Your goal -> Gather all lines with "Legal" from the records.
───── Input rows ─────
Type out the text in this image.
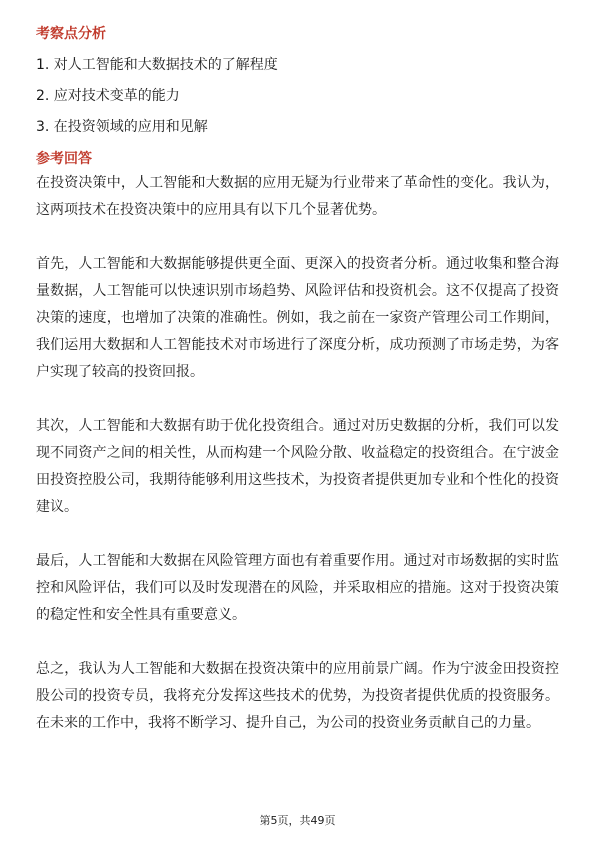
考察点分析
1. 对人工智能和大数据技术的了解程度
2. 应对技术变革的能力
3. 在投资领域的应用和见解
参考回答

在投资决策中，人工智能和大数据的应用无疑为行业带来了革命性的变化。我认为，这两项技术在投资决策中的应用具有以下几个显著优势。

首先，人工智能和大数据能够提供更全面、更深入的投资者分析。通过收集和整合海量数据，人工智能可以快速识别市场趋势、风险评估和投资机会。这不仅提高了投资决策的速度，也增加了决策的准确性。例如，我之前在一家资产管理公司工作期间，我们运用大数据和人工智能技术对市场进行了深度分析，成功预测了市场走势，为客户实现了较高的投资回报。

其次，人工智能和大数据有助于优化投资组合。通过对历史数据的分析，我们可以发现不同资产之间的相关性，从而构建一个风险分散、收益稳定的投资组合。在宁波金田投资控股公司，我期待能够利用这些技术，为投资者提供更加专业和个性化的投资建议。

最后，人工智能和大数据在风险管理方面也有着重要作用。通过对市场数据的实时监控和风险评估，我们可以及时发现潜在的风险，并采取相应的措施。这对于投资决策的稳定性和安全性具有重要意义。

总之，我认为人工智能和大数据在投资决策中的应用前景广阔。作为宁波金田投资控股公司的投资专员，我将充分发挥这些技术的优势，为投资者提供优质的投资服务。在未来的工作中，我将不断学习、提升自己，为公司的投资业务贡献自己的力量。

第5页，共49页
─────
───── Input rows ─────
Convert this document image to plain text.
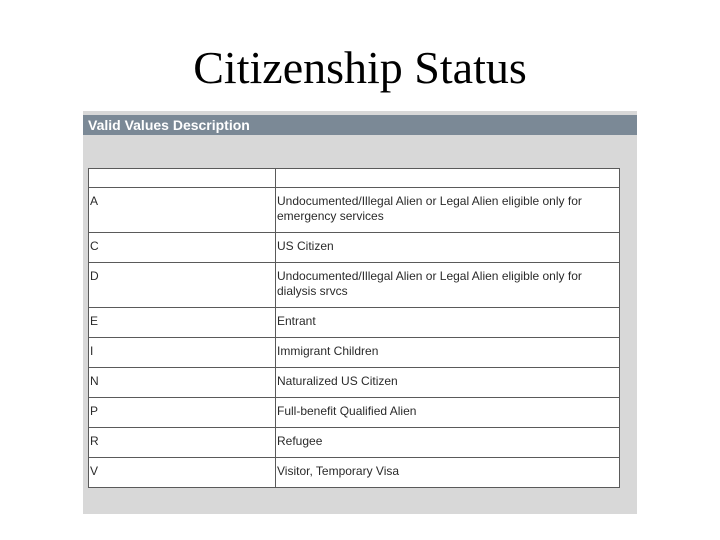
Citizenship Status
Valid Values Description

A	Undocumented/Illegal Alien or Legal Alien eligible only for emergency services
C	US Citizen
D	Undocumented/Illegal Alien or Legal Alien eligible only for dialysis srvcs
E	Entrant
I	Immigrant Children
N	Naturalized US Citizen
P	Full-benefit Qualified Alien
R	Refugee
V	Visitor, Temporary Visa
─────
Response to this exercise ->
A	Undocumented/Illegal Alien or Legal Alien eligible only for emergency services
D	Undocumented/Illegal Alien or Legal Alien eligible only for dialysis srvcs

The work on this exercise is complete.